> The problem: Revise everything from the line containing "remove-parameter-button: Remove —" down to the line containing "355, 268, 367]", swapping "interactable" for "clickable" and leaving all else unchanged.

::::

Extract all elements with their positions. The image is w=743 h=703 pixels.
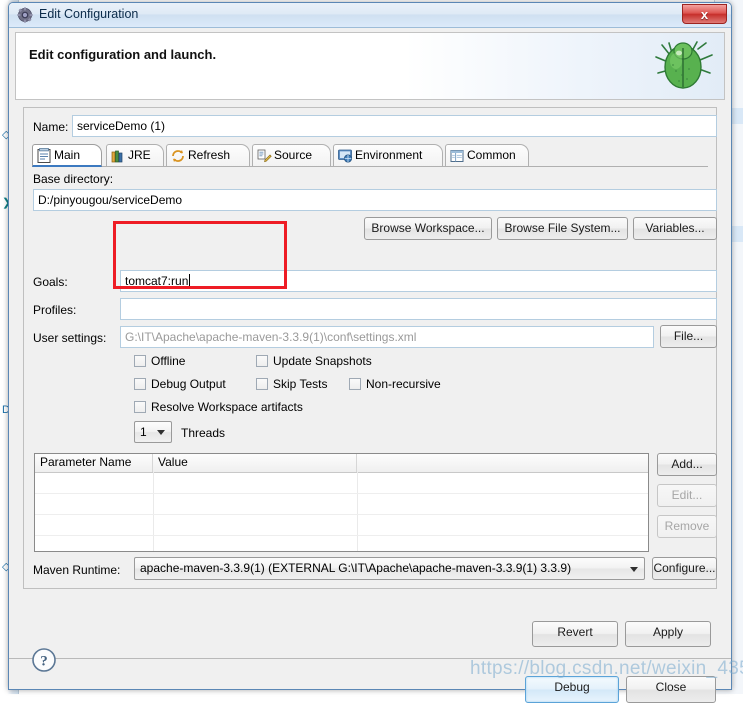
remove-parameter-button: Remove — [657, 515, 717, 538]
chevron-down-icon — [630, 567, 638, 572]
tab-common-label: Common — [467, 148, 516, 162]
checkbox-update-snapshots[interactable]: Update Snapshots — [256, 354, 372, 368]
checkbox-update-snapshots-label: Update Snapshots — [273, 354, 372, 368]
checkbox-offline-box[interactable] — [134, 355, 146, 367]
table-row[interactable] — [35, 472, 648, 494]
tab-source[interactable]: Source — [252, 144, 331, 167]
main-content-group: Name: serviceDemo (1) Main — [23, 107, 717, 589]
checkbox-update-snapshots-box[interactable] — [256, 355, 268, 367]
question-mark-icon[interactable]: ? — [31, 647, 57, 673]
tab-main[interactable]: Main — [32, 144, 102, 167]
variables-button[interactable]: Variables... — [633, 217, 717, 240]
dialog-titlebar[interactable]: Edit Configuration x — [9, 3, 731, 28]
books-icon — [110, 148, 126, 164]
name-input[interactable]: serviceDemo (1) — [72, 115, 717, 137]
column-header-value[interactable]: Value — [153, 454, 357, 472]
checkbox-non-recursive-label: Non-recursive — [366, 377, 441, 391]
edit-configuration-dialog: Edit Configuration x Edit configuration … — [8, 2, 732, 690]
gear-icon — [17, 7, 33, 23]
base-directory-label: Base directory: — [33, 172, 113, 186]
profiles-input[interactable] — [120, 298, 717, 320]
checkbox-non-recursive[interactable]: Non-recursive — [349, 377, 441, 391]
maven-runtime-value: apache-maven-3.3.9(1) (EXTERNAL G:\IT\Ap… — [140, 561, 571, 575]
checkbox-resolve-workspace-artifacts-box[interactable] — [134, 401, 146, 413]
banner-title: Edit configuration and launch. — [29, 47, 216, 62]
debug-button[interactable]: Debug — [525, 676, 619, 703]
checkbox-resolve-workspace-artifacts-label: Resolve Workspace artifacts — [151, 400, 303, 414]
refresh-icon — [170, 148, 186, 164]
checkbox-skip-tests[interactable]: Skip Tests — [256, 377, 327, 391]
tab-environment-label: Environment — [355, 148, 422, 162]
tab-source-label: Source — [274, 148, 312, 162]
parameters-table[interactable]: Parameter Name Value — [34, 453, 649, 552]
checkbox-debug-output[interactable]: Debug Output — [134, 377, 226, 391]
source-edit-icon — [256, 148, 272, 164]
maven-runtime-combobox[interactable]: apache-maven-3.3.9(1) (EXTERNAL G:\IT\Ap… — [134, 557, 645, 580]
column-header-extra[interactable] — [357, 454, 648, 472]
bug-icon — [652, 35, 716, 97]
base-directory-input[interactable]: D:/pinyougou/serviceDemo — [33, 189, 717, 211]
chevron-down-icon — [157, 430, 165, 435]
column-header-parameter-name[interactable]: Parameter Name — [35, 454, 153, 472]
tab-environment[interactable]: Environment — [333, 144, 443, 167]
profiles-label: Profiles: — [33, 303, 76, 317]
tab-refresh[interactable]: Refresh — [166, 144, 250, 167]
checkbox-offline-label: Offline — [151, 354, 185, 368]
close-button[interactable]: Close — [626, 676, 716, 703]
table-row[interactable] — [35, 493, 648, 515]
user-settings-file-button[interactable]: File... — [660, 325, 717, 348]
dialog-title: Edit Configuration — [39, 7, 138, 21]
checkbox-non-recursive-box[interactable] — [349, 378, 361, 390]
checkbox-offline[interactable]: Offline — [134, 354, 185, 368]
goals-value: tomcat7:run — [125, 274, 188, 288]
goals-label: Goals: — [33, 275, 68, 289]
user-settings-input[interactable]: G:\IT\Apache\apache-maven-3.3.9(1)\conf\… — [120, 326, 654, 348]
checkbox-skip-tests-box[interactable] — [256, 378, 268, 390]
configure-maven-button[interactable]: Configure... — [652, 557, 717, 580]
common-icon — [449, 148, 465, 164]
user-settings-label: User settings: — [33, 331, 106, 345]
checkbox-resolve-workspace-artifacts[interactable]: Resolve Workspace artifacts — [134, 400, 303, 414]
tab-underline — [32, 166, 708, 167]
parameters-table-header: Parameter Name Value — [35, 454, 648, 473]
apply-button[interactable]: Apply — [625, 621, 711, 647]
threads-value: 1 — [140, 425, 147, 439]
tab-common[interactable]: Common — [445, 144, 529, 167]
name-label: Name: — [33, 120, 68, 134]
tab-jre-label: JRE — [128, 148, 151, 162]
threads-label: Threads — [181, 426, 225, 440]
tab-jre[interactable]: JRE — [106, 144, 164, 167]
close-window-button[interactable]: x — [682, 4, 727, 24]
footer-separator — [9, 658, 731, 659]
environment-icon — [337, 148, 353, 164]
tab-refresh-label: Refresh — [188, 148, 230, 162]
threads-combobox[interactable]: 1 — [134, 421, 172, 443]
revert-button[interactable]: Revert — [532, 621, 618, 647]
edit-parameter-button: Edit... — [657, 484, 717, 507]
checkbox-debug-output-label: Debug Output — [151, 377, 226, 391]
tab-bar: Main JRE — [32, 144, 708, 167]
add-parameter-button[interactable]: Add... — [657, 453, 717, 476]
browse-file-system-button[interactable]: Browse File System... — [497, 217, 628, 240]
goals-input[interactable]: tomcat7:run — [120, 270, 717, 292]
svg-text:?: ? — [40, 653, 48, 669]
checkbox-skip-tests-label: Skip Tests — [273, 377, 327, 391]
maven-runtime-label: Maven Runtime: — [33, 563, 120, 577]
document-icon — [36, 148, 52, 164]
text-caret — [189, 274, 190, 287]
table-row[interactable] — [35, 514, 648, 536]
table-row[interactable] — [35, 535, 648, 556]
tab-main-label: Main — [54, 148, 80, 162]
checkbox-debug-output-box[interactable] — [134, 378, 146, 390]
browse-workspace-button[interactable]: Browse Workspace... — [364, 217, 492, 240]
dialog-banner: Edit configuration and launch. — [15, 32, 725, 100]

::::

> Task solution:
remove-parameter-button: Remove — [657, 515, 717, 538]
chevron-down-icon — [630, 567, 638, 572]
tab-common-label: Common — [467, 148, 516, 162]
checkbox-update-snapshots[clickable]: Update Snapshots — [256, 354, 372, 368]
checkbox-update-snapshots-label: Update Snapshots — [273, 354, 372, 368]
checkbox-offline-box[clickable] — [134, 355, 146, 367]
table-row[clickable] — [35, 472, 648, 494]
tab-source[clickable]: Source — [252, 144, 331, 167]
main-content-group: Name: serviceDemo (1) Main — [23, 107, 717, 589]
checkbox-update-snapshots-box[clickable] — [256, 355, 268, 367]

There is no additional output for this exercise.